### INSTRUCTIONS TO FOLLOW
Exact repetition of every entry is required.

-- Start RECORDS TO USE --

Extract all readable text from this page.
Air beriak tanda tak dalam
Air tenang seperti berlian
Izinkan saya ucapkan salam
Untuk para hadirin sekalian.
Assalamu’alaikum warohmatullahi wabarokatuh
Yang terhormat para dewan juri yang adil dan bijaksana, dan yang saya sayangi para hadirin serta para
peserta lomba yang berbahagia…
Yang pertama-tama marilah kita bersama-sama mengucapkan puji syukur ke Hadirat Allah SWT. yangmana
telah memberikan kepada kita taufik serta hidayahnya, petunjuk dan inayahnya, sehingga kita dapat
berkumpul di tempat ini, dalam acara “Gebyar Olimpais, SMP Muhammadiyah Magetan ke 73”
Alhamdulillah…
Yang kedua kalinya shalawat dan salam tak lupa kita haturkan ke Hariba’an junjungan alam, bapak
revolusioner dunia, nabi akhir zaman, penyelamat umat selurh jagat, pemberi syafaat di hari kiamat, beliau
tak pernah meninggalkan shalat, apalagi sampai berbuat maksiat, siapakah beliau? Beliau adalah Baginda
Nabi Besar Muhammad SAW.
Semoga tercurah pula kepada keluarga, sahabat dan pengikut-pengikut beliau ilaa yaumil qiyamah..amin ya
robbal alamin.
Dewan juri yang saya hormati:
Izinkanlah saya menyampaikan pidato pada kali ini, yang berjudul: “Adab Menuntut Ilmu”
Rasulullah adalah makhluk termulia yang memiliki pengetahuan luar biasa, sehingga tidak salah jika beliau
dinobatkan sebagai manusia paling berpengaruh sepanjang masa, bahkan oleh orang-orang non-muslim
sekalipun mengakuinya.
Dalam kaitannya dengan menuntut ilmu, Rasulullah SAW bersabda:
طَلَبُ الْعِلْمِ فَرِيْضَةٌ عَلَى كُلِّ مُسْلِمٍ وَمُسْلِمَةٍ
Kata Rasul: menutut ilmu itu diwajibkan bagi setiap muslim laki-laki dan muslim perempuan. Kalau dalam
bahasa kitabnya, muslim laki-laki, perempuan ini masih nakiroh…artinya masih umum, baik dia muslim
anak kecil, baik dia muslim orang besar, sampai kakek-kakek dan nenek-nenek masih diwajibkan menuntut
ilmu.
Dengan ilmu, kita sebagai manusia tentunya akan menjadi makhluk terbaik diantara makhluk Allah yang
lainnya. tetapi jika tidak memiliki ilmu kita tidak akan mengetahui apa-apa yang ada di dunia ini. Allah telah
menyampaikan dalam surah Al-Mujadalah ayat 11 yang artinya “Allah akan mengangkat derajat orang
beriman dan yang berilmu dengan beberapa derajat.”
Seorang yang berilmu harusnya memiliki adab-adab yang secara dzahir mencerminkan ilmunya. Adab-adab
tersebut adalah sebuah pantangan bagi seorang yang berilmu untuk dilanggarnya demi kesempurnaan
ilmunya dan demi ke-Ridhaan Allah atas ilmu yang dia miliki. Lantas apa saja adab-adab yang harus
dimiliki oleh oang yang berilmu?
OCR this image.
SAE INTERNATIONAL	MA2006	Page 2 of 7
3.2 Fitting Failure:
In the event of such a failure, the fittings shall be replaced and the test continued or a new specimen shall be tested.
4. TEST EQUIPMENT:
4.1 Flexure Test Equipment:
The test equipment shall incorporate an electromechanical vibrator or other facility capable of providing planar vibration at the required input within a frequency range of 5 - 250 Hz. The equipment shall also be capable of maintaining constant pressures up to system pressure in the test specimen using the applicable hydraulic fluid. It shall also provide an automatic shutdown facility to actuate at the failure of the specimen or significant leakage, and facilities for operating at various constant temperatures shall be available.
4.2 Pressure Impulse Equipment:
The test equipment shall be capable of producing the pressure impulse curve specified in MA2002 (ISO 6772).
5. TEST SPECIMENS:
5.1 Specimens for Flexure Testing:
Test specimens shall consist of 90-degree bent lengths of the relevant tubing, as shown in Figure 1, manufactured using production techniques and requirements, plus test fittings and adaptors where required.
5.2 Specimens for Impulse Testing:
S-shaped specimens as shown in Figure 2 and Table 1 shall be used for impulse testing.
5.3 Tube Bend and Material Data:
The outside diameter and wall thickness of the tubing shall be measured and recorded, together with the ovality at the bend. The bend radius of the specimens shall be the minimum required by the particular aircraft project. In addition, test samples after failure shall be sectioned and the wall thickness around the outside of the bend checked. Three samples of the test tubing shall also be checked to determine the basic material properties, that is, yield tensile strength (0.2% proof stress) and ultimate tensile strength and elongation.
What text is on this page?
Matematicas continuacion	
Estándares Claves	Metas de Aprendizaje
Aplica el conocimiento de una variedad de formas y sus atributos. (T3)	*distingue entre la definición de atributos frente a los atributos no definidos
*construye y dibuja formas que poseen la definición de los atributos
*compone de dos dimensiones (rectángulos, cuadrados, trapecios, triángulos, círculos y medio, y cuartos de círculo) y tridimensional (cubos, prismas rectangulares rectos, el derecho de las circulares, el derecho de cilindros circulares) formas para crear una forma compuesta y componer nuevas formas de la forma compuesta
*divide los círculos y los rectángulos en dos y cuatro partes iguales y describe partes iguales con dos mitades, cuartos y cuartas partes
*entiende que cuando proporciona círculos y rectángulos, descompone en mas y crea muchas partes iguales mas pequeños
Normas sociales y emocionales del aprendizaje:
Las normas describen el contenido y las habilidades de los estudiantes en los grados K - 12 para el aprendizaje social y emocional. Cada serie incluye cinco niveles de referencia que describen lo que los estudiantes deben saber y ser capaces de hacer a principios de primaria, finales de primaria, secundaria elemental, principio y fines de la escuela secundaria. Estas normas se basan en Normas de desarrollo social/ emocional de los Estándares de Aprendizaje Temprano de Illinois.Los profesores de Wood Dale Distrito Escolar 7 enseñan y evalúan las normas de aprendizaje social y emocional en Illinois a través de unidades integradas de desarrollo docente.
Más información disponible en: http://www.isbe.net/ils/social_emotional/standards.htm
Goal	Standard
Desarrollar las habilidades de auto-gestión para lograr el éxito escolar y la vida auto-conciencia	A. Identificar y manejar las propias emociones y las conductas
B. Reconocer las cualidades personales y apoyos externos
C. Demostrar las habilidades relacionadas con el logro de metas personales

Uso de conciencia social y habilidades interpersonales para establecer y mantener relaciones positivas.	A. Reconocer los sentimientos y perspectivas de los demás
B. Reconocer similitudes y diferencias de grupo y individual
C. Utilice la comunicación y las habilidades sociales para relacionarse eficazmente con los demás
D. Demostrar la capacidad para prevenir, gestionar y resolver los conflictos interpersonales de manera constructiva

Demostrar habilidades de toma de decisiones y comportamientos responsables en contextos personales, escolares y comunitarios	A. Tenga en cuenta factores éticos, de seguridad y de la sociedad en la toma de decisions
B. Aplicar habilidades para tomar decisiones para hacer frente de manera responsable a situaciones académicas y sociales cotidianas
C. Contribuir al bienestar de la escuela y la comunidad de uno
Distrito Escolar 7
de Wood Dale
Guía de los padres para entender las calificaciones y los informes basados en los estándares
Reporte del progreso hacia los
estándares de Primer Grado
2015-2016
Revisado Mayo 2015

-- End RECORDS TO USE --

### REPLY TO THE EXERCISE
Extract all readable text from this page.
Air beriak tanda tak dalam
Air tenang seperti berlian
Izinkan saya ucapkan salam
Untuk para hadirin sekalian.
Assalamu’alaikum warohmatullahi wabarokatuh
Yang terhormat para dewan juri yang adil dan bijaksana, dan yang saya sayangi para hadirin serta para
peserta lomba yang berbahagia…
Yang pertama-tama marilah kita bersama-sama mengucapkan puji syukur ke Hadirat Allah SWT. yangmana
telah memberikan kepada kita taufik serta hidayahnya, petunjuk dan inayahnya, sehingga kita dapat
berkumpul di tempat ini, dalam acara “Gebyar Olimpais, SMP Muhammadiyah Magetan ke 73”
Alhamdulillah…
Yang kedua kalinya shalawat dan salam tak lupa kita haturkan ke Hariba’an junjungan alam, bapak
revolusioner dunia, nabi akhir zaman, penyelamat umat selurh jagat, pemberi syafaat di hari kiamat, beliau
tak pernah meninggalkan shalat, apalagi sampai berbuat maksiat, siapakah beliau? Beliau adalah Baginda
Nabi Besar Muhammad SAW.
Semoga tercurah pula kepada keluarga, sahabat dan pengikut-pengikut beliau ilaa yaumil qiyamah..amin ya
robbal alamin.
Dewan juri yang saya hormati:
Izinkanlah saya menyampaikan pidato pada kali ini, yang berjudul: “Adab Menuntut Ilmu”
Rasulullah adalah makhluk termulia yang memiliki pengetahuan luar biasa, sehingga tidak salah jika beliau
dinobatkan sebagai manusia paling berpengaruh sepanjang masa, bahkan oleh orang-orang non-muslim
sekalipun mengakuinya.
Dalam kaitannya dengan menuntut ilmu, Rasulullah SAW bersabda:
طَلَبُ الْعِلْمِ فَرِيْضَةٌ عَلَى كُلِّ مُسْلِمٍ وَمُسْلِمَةٍ
Kata Rasul: menutut ilmu itu diwajibkan bagi setiap muslim laki-laki dan muslim perempuan. Kalau dalam
bahasa kitabnya, muslim laki-laki, perempuan ini masih nakiroh…artinya masih umum, baik dia muslim
anak kecil, baik dia muslim orang besar, sampai kakek-kakek dan nenek-nenek masih diwajibkan menuntut
ilmu.
Dengan ilmu, kita sebagai manusia tentunya akan menjadi makhluk terbaik diantara makhluk Allah yang
lainnya. tetapi jika tidak memiliki ilmu kita tidak akan mengetahui apa-apa yang ada di dunia ini. Allah telah
menyampaikan dalam surah Al-Mujadalah ayat 11 yang artinya “Allah akan mengangkat derajat orang
beriman dan yang berilmu dengan beberapa derajat.”
Seorang yang berilmu harusnya memiliki adab-adab yang secara dzahir mencerminkan ilmunya. Adab-adab
tersebut adalah sebuah pantangan bagi seorang yang berilmu untuk dilanggarnya demi kesempurnaan
ilmunya dan demi ke-Ridhaan Allah atas ilmu yang dia miliki. Lantas apa saja adab-adab yang harus
dimiliki oleh oang yang berilmu?
OCR this image.
SAE INTERNATIONAL	MA2006	Page 2 of 7
3.2 Fitting Failure:
In the event of such a failure, the fittings shall be replaced and the test continued or a new specimen shall be tested.
4. TEST EQUIPMENT:
4.1 Flexure Test Equipment:
The test equipment shall incorporate an electromechanical vibrator or other facility capable of providing planar vibration at the required input within a frequency range of 5 - 250 Hz. The equipment shall also be capable of maintaining constant pressures up to system pressure in the test specimen using the applicable hydraulic fluid. It shall also provide an automatic shutdown facility to actuate at the failure of the specimen or significant leakage, and facilities for operating at various constant temperatures shall be available.
4.2 Pressure Impulse Equipment:
The test equipment shall be capable of producing the pressure impulse curve specified in MA2002 (ISO 6772).
5. TEST SPECIMENS:
5.1 Specimens for Flexure Testing:
Test specimens shall consist of 90-degree bent lengths of the relevant tubing, as shown in Figure 1, manufactured using production techniques and requirements, plus test fittings and adaptors where required.
5.2 Specimens for Impulse Testing:
S-shaped specimens as shown in Figure 2 and Table 1 shall be used for impulse testing.
5.3 Tube Bend and Material Data:
The outside diameter and wall thickness of the tubing shall be measured and recorded, together with the ovality at the bend. The bend radius of the specimens shall be the minimum required by the particular aircraft project. In addition, test samples after failure shall be sectioned and the wall thickness around the outside of the bend checked. Three samples of the test tubing shall also be checked to determine the basic material properties, that is, yield tensile strength (0.2% proof stress) and ultimate tensile strength and elongation.
What text is on this page?
Matematicas continuacion	
Estándares Claves	Metas de Aprendizaje
Aplica el conocimiento de una variedad de formas y sus atributos. (T3)	*distingue entre la definición de atributos frente a los atributos no definidos
*construye y dibuja formas que poseen la definición de los atributos
*compone de dos dimensiones (rectángulos, cuadrados, trapecios, triángulos, círculos y medio, y cuartos de círculo) y tridimensional (cubos, prismas rectangulares rectos, el derecho de las circulares, el derecho de cilindros circulares) formas para crear una forma compuesta y componer nuevas formas de la forma compuesta
*divide los círculos y los rectángulos en dos y cuatro partes iguales y describe partes iguales con dos mitades, cuartos y cuartas partes
*entiende que cuando proporciona círculos y rectángulos, descompone en mas y crea muchas partes iguales mas pequeños
Normas sociales y emocionales del aprendizaje:
Las normas describen el contenido y las habilidades de los estudiantes en los grados K - 12 para el aprendizaje social y emocional. Cada serie incluye cinco niveles de referencia que describen lo que los estudiantes deben saber y ser capaces de hacer a principios de primaria, finales de primaria, secundaria elemental, principio y fines de la escuela secundaria. Estas normas se basan en Normas de desarrollo social/ emocional de los Estándares de Aprendizaje Temprano de Illinois.Los profesores de Wood Dale Distrito Escolar 7 enseñan y evalúan las normas de aprendizaje social y emocional en Illinois a través de unidades integradas de desarrollo docente.
Más información disponible en: http://www.isbe.net/ils/social_emotional/standards.htm
Goal	Standard
Desarrollar las habilidades de auto-gestión para lograr el éxito escolar y la vida auto-conciencia	A. Identificar y manejar las propias emociones y las conductas
B. Reconocer las cualidades personales y apoyos externos
C. Demostrar las habilidades relacionadas con el logro de metas personales

Uso de conciencia social y habilidades interpersonales para establecer y mantener relaciones positivas.	A. Reconocer los sentimientos y perspectivas de los demás
B. Reconocer similitudes y diferencias de grupo y individual
C. Utilice la comunicación y las habilidades sociales para relacionarse eficazmente con los demás
D. Demostrar la capacidad para prevenir, gestionar y resolver los conflictos interpersonales de manera constructiva

Demostrar habilidades de toma de decisiones y comportamientos responsables en contextos personales, escolares y comunitarios	A. Tenga en cuenta factores éticos, de seguridad y de la sociedad en la toma de decisions
B. Aplicar habilidades para tomar decisiones para hacer frente de manera responsable a situaciones académicas y sociales cotidianas
C. Contribuir al bienestar de la escuela y la comunidad de uno
Distrito Escolar 7
de Wood Dale
Guía de los padres para entender las calificaciones y los informes basados en los estándares
Reporte del progreso hacia los
estándares de Primer Grado
2015-2016
Revisado Mayo 2015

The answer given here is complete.